● Extracted data entries:
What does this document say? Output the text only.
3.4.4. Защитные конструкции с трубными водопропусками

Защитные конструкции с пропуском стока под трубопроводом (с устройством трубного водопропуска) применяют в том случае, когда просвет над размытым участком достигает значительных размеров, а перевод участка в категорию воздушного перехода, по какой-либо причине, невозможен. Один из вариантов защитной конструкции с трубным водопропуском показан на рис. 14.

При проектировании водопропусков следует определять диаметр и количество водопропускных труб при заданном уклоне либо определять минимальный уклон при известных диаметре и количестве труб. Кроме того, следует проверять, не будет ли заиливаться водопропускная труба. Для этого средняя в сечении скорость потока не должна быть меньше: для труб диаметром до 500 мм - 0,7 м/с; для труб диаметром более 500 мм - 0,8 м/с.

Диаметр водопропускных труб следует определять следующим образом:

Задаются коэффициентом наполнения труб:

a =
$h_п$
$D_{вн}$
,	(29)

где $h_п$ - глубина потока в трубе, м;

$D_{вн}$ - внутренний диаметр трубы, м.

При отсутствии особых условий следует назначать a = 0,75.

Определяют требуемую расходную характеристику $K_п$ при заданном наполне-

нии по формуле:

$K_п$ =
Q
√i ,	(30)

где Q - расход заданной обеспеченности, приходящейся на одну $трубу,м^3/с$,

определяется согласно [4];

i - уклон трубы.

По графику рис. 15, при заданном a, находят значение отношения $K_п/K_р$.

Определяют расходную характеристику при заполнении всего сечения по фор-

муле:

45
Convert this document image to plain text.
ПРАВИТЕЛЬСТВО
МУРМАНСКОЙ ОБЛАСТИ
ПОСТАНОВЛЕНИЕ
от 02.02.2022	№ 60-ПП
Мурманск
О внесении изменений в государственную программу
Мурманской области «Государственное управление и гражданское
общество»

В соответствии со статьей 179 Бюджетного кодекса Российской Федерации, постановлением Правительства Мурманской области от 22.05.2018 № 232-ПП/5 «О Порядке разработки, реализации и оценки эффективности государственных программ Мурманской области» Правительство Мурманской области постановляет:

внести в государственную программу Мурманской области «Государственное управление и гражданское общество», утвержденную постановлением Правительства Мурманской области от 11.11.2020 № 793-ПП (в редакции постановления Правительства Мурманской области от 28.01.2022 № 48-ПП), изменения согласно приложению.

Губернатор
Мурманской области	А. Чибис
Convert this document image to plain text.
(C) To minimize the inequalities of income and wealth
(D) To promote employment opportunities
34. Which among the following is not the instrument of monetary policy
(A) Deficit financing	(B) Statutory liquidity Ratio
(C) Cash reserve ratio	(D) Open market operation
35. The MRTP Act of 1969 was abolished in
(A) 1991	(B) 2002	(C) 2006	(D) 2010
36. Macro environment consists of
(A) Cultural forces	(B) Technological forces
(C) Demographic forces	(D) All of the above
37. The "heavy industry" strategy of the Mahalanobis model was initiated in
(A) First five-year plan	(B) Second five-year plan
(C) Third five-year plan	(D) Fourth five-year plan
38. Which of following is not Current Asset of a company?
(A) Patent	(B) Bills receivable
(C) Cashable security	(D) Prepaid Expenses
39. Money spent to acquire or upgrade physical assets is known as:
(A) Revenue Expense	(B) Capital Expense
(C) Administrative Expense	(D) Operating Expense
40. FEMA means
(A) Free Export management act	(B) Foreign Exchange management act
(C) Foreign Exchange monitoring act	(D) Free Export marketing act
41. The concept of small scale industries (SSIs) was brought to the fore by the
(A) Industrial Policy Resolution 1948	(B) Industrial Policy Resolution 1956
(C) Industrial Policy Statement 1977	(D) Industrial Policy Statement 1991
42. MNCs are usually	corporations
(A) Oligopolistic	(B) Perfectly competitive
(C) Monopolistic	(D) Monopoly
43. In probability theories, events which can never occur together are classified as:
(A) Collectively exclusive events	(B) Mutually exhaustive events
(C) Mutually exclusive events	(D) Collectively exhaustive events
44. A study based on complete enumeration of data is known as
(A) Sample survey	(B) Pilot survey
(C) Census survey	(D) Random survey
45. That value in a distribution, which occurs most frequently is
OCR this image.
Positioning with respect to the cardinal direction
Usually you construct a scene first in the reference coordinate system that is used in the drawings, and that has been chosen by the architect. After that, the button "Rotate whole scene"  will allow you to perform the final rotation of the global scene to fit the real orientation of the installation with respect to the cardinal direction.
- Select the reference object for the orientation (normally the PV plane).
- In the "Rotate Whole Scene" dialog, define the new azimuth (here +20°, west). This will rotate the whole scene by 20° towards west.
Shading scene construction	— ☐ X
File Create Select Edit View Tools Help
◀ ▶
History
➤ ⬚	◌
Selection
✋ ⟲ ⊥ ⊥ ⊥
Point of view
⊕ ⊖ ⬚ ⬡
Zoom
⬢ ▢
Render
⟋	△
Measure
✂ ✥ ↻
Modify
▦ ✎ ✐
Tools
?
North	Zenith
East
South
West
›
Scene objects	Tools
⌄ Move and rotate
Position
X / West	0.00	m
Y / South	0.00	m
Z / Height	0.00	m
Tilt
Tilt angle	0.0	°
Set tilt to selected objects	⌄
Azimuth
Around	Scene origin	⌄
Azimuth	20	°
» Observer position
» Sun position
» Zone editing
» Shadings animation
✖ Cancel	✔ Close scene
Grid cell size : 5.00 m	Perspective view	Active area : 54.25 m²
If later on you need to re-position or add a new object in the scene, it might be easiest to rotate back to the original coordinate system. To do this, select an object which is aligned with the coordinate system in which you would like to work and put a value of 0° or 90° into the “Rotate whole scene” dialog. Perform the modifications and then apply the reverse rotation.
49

● Stated goal:
Pick every line with "Tools" in it and copy it.

● Reply to the task:
File Create Select Edit View Tools Help
Tools
Scene objects	Tools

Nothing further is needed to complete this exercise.